## Aim of the exercise:
Transcribe the listing that follows in full, omitting pictures.
══ Record list
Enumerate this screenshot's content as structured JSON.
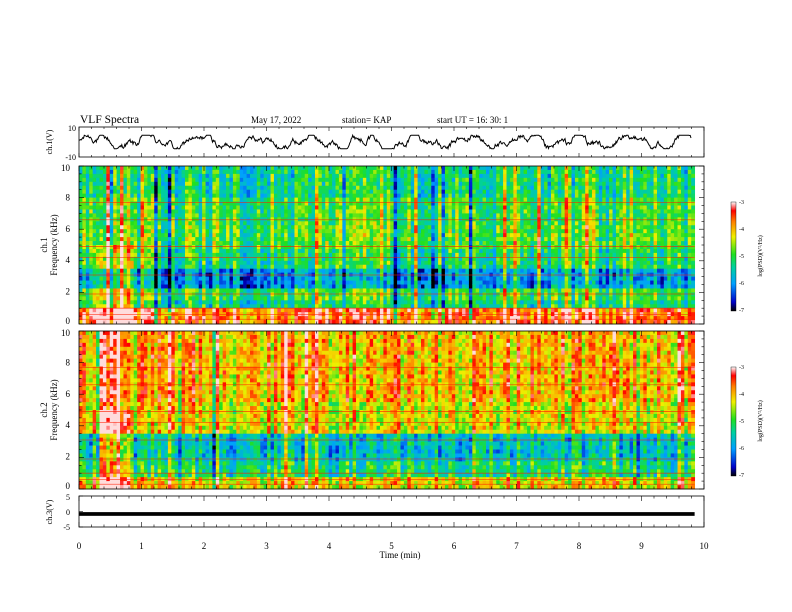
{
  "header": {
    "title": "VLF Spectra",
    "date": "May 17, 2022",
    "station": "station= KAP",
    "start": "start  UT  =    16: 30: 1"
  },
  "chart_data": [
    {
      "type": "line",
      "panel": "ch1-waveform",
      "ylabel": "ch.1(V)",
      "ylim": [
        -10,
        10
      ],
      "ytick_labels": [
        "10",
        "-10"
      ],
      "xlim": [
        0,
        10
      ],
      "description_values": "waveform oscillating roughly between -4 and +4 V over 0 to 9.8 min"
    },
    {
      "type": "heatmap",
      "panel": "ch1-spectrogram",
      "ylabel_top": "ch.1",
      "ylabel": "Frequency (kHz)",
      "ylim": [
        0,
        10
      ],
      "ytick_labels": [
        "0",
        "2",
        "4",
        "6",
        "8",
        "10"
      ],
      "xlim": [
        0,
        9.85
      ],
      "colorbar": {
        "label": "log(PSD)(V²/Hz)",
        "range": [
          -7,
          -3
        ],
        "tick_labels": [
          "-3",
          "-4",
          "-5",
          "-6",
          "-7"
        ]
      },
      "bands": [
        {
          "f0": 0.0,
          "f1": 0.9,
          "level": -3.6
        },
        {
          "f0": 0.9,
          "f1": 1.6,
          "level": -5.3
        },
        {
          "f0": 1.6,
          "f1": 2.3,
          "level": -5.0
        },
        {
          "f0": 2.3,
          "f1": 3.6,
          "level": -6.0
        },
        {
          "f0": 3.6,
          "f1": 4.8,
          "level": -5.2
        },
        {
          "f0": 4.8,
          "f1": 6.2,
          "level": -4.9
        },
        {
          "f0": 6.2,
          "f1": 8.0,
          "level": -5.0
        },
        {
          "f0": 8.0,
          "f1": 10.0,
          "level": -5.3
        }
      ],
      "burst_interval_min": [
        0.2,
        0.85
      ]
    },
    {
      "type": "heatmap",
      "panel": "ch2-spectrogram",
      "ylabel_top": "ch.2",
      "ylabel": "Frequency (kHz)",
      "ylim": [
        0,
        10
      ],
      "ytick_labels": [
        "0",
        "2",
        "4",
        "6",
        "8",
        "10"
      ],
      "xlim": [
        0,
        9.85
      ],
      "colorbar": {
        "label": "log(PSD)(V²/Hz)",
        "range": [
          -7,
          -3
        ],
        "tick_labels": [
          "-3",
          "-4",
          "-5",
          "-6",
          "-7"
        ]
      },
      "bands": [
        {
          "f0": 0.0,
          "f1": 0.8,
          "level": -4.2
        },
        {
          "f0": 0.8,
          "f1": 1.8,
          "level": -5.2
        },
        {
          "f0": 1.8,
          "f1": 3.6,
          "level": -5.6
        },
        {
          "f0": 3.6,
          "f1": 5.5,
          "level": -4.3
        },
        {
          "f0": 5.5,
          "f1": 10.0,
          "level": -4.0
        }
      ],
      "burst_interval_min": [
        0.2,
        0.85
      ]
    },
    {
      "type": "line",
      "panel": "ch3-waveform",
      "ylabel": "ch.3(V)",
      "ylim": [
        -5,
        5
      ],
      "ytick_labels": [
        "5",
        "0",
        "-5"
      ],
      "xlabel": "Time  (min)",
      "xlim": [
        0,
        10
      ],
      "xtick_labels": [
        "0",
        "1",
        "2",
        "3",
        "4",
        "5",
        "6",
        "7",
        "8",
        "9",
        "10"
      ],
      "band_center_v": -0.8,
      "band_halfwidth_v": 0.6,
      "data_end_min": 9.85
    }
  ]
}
════
## Response below:
Enumerate this screenshot's content as structured JSON.
{
  "header": {
    "title": "VLF Spectra",
    "date": "May 17, 2022",
    "station": "station= KAP",
    "start": "start  UT  =    16: 30: 1"
  },
  "chart_data": [
    {
      "type": "line",
      "panel": "ch1-waveform",
      "ylabel": "ch.1(V)",
      "ylim": [
        -10,
        10
      ],
      "ytick_labels": [
        "10",
        "-10"
      ],
      "xlim": [
        0,
        10
      ],
      "description_values": "waveform oscillating roughly between -4 and +4 V over 0 to 9.8 min"
    },
    {
      "type": "heatmap",
      "panel": "ch1-spectrogram",
      "ylabel_top": "ch.1",
      "ylabel": "Frequency (kHz)",
      "ylim": [
        0,
        10
      ],
      "ytick_labels": [
        "0",
        "2",
        "4",
        "6",
        "8",
        "10"
      ],
      "xlim": [
        0,
        9.85
      ],
      "colorbar": {
        "label": "log(PSD)(V²/Hz)",
        "range": [
          -7,
          -3
        ],
        "tick_labels": [
          "-3",
          "-4",
          "-5",
          "-6",
          "-7"
        ]
      },
      "bands": [
        {
          "f0": 0.0,
          "f1": 0.9,
          "level": -3.6
        },
        {
          "f0": 0.9,
          "f1": 1.6,
          "level": -5.3
        },
        {
          "f0": 1.6,
          "f1": 2.3,
          "level": -5.0
        },
        {
          "f0": 2.3,
          "f1": 3.6,
          "level": -6.0
        },
        {
          "f0": 3.6,
          "f1": 4.8,
          "level": -5.2
        },
        {
          "f0": 4.8,
          "f1": 6.2,
          "level": -4.9
        },
        {
          "f0": 6.2,
          "f1": 8.0,
          "level": -5.0
        },
        {
          "f0": 8.0,
          "f1": 10.0,
          "level": -5.3
        }
      ],
      "burst_interval_min": [
        0.2,
        0.85
      ]
    },
    {
      "type": "heatmap",
      "panel": "ch2-spectrogram",
      "ylabel_top": "ch.2",
      "ylabel": "Frequency (kHz)",
      "ylim": [
        0,
        10
      ],
      "ytick_labels": [
        "0",
        "2",
        "4",
        "6",
        "8",
        "10"
      ],
      "xlim": [
        0,
        9.85
      ],
      "colorbar": {
        "label": "log(PSD)(V²/Hz)",
        "range": [
          -7,
          -3
        ],
        "tick_labels": [
          "-3",
          "-4",
          "-5",
          "-6",
          "-7"
        ]
      },
      "bands": [
        {
          "f0": 0.0,
          "f1": 0.8,
          "level": -4.2
        },
        {
          "f0": 0.8,
          "f1": 1.8,
          "level": -5.2
        },
        {
          "f0": 1.8,
          "f1": 3.6,
          "level": -5.6
        },
        {
          "f0": 3.6,
          "f1": 5.5,
          "level": -4.3
        },
        {
          "f0": 5.5,
          "f1": 10.0,
          "level": -4.0
        }
      ],
      "burst_interval_min": [
        0.2,
        0.85
      ]
    },
    {
      "type": "line",
      "panel": "ch3-waveform",
      "ylabel": "ch.3(V)",
      "ylim": [
        -5,
        5
      ],
      "ytick_labels": [
        "5",
        "0",
        "-5"
      ],
      "xlabel": "Time  (min)",
      "xlim": [
        0,
        10
      ],
      "xtick_labels": [
        "0",
        "1",
        "2",
        "3",
        "4",
        "5",
        "6",
        "7",
        "8",
        "9",
        "10"
      ],
      "band_center_v": -0.8,
      "band_halfwidth_v": 0.6,
      "data_end_min": 9.85
    }
  ]
}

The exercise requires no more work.